> [RECORDS TO USE]:
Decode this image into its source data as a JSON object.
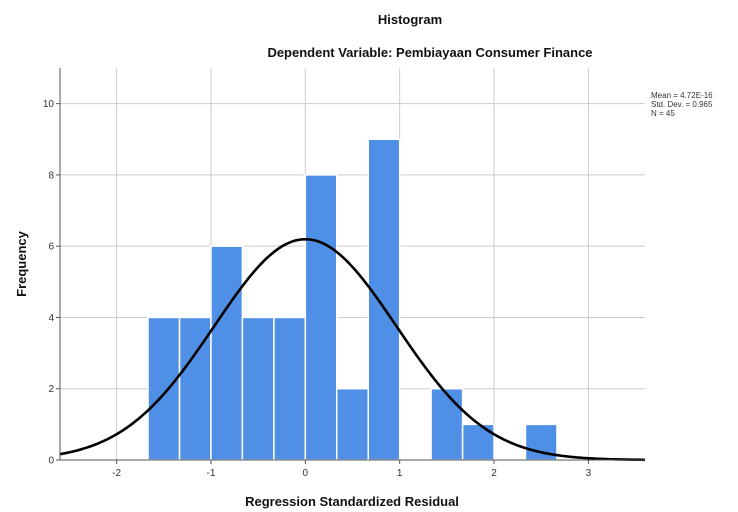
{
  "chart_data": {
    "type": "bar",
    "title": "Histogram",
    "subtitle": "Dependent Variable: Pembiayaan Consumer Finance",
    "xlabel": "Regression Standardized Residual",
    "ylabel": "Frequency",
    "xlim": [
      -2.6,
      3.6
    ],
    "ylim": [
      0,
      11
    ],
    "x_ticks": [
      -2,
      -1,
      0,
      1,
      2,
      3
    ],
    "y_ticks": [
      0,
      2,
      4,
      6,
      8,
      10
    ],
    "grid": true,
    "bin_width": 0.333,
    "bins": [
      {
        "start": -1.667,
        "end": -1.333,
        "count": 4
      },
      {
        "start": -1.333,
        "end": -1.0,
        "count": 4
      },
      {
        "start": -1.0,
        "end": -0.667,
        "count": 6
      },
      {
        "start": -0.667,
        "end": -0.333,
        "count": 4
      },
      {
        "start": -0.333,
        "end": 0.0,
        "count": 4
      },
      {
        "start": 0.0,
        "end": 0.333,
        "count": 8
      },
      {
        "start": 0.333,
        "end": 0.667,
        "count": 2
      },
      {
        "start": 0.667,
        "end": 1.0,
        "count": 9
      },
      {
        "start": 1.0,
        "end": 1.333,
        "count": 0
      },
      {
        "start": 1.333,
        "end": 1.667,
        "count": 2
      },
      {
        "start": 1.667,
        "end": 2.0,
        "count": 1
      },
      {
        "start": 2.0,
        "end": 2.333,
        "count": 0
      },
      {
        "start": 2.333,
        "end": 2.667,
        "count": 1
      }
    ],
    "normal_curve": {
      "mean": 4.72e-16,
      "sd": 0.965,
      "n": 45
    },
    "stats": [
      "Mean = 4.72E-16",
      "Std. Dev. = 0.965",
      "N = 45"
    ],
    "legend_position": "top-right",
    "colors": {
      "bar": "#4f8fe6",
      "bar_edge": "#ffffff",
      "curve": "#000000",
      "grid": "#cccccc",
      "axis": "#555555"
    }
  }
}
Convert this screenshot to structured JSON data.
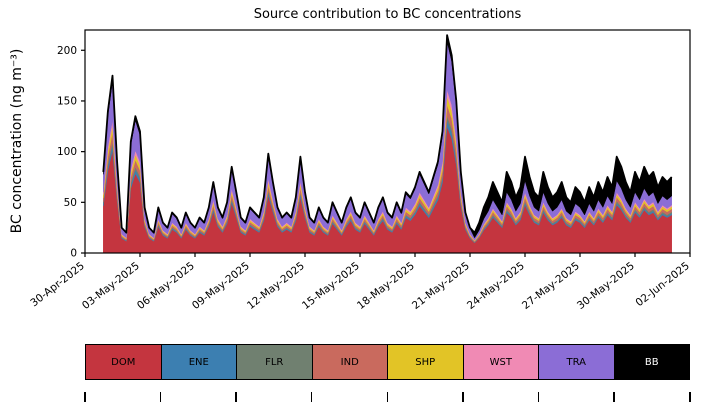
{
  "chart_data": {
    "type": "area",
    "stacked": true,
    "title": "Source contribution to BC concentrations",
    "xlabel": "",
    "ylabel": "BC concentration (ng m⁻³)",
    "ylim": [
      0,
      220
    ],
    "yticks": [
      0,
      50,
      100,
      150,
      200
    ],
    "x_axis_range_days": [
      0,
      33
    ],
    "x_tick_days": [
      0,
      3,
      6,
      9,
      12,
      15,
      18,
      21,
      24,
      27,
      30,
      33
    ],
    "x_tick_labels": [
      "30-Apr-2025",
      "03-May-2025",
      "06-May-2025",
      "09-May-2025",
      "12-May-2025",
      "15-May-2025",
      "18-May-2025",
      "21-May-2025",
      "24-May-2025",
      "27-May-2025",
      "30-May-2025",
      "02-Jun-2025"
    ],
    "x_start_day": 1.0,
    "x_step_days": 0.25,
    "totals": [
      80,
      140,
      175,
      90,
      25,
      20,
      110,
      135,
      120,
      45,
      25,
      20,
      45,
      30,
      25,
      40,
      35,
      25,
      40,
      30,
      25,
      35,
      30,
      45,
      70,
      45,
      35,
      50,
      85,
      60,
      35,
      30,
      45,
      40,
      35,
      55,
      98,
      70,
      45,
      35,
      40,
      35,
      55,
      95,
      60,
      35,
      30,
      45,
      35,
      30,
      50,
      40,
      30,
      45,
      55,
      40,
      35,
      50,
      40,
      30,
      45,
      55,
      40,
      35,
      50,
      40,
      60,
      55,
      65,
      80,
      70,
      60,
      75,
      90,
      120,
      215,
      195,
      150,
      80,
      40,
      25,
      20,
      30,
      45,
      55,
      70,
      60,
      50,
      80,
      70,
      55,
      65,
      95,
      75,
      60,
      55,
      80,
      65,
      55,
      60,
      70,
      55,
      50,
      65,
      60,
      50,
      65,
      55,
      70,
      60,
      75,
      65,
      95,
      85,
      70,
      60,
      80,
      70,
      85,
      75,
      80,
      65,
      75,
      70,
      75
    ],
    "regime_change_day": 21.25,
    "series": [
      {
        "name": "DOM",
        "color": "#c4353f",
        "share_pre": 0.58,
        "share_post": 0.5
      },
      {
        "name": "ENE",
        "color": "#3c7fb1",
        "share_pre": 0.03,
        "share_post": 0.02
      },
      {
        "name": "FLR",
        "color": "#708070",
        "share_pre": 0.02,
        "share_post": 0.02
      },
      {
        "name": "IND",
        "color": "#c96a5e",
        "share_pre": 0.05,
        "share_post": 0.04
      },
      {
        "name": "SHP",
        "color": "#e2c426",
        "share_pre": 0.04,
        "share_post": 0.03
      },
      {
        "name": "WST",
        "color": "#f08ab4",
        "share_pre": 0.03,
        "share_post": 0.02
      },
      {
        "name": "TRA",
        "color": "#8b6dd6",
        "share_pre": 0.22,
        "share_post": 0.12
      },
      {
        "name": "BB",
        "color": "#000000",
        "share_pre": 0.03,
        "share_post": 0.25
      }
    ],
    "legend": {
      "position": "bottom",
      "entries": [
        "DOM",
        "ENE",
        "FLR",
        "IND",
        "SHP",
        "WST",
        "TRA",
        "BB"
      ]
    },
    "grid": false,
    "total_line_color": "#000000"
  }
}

> [WHAT YOU WILL DO]:
Show every line that contains the word "name".

> [COMPLETED TASK]:
        "name": "DOM",
        "name": "ENE",
        "name": "FLR",
        "name": "IND",
        "name": "SHP",
        "name": "WST",
        "name": "TRA",
        "name": "BB",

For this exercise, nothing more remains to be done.